··· Exercise material ···

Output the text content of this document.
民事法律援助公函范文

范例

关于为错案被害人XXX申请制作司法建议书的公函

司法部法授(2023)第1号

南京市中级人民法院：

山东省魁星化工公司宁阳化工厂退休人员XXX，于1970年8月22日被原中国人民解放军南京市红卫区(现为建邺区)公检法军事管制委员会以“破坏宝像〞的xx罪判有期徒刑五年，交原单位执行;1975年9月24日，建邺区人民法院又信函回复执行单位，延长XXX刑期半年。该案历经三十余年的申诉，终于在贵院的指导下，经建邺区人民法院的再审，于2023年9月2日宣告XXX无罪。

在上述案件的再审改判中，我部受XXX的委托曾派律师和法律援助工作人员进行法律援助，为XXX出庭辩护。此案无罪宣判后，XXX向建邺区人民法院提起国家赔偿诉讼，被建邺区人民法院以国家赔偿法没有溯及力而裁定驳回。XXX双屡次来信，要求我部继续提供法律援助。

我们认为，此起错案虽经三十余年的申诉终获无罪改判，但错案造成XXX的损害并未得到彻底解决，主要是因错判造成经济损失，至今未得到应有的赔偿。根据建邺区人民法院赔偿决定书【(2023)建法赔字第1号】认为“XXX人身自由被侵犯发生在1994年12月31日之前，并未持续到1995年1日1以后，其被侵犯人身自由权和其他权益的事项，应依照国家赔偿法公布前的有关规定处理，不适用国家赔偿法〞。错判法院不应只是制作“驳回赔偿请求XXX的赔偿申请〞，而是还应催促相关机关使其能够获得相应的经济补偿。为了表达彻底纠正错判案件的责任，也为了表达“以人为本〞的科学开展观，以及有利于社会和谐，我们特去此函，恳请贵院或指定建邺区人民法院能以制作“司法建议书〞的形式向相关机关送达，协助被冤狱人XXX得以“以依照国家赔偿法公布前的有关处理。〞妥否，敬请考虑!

···

> _What is expected_
All of the material above needs to be retyped word for word.

> _Problem solution_
Output the text content of this document.
民事法律援助公函范文

范例

关于为错案被害人XXX申请制作司法建议书的公函

司法部法授(2023)第1号

南京市中级人民法院：

山东省魁星化工公司宁阳化工厂退休人员XXX，于1970年8月22日被原中国人民解放军南京市红卫区(现为建邺区)公检法军事管制委员会以“破坏宝像〞的xx罪判有期徒刑五年，交原单位执行;1975年9月24日，建邺区人民法院又信函回复执行单位，延长XXX刑期半年。该案历经三十余年的申诉，终于在贵院的指导下，经建邺区人民法院的再审，于2023年9月2日宣告XXX无罪。

在上述案件的再审改判中，我部受XXX的委托曾派律师和法律援助工作人员进行法律援助，为XXX出庭辩护。此案无罪宣判后，XXX向建邺区人民法院提起国家赔偿诉讼，被建邺区人民法院以国家赔偿法没有溯及力而裁定驳回。XXX双屡次来信，要求我部继续提供法律援助。

我们认为，此起错案虽经三十余年的申诉终获无罪改判，但错案造成XXX的损害并未得到彻底解决，主要是因错判造成经济损失，至今未得到应有的赔偿。根据建邺区人民法院赔偿决定书【(2023)建法赔字第1号】认为“XXX人身自由被侵犯发生在1994年12月31日之前，并未持续到1995年1日1以后，其被侵犯人身自由权和其他权益的事项，应依照国家赔偿法公布前的有关规定处理，不适用国家赔偿法〞。错判法院不应只是制作“驳回赔偿请求XXX的赔偿申请〞，而是还应催促相关机关使其能够获得相应的经济补偿。为了表达彻底纠正错判案件的责任，也为了表达“以人为本〞的科学开展观，以及有利于社会和谐，我们特去此函，恳请贵院或指定建邺区人民法院能以制作“司法建议书〞的形式向相关机关送达，协助被冤狱人XXX得以“以依照国家赔偿法公布前的有关处理。〞妥否，敬请考虑!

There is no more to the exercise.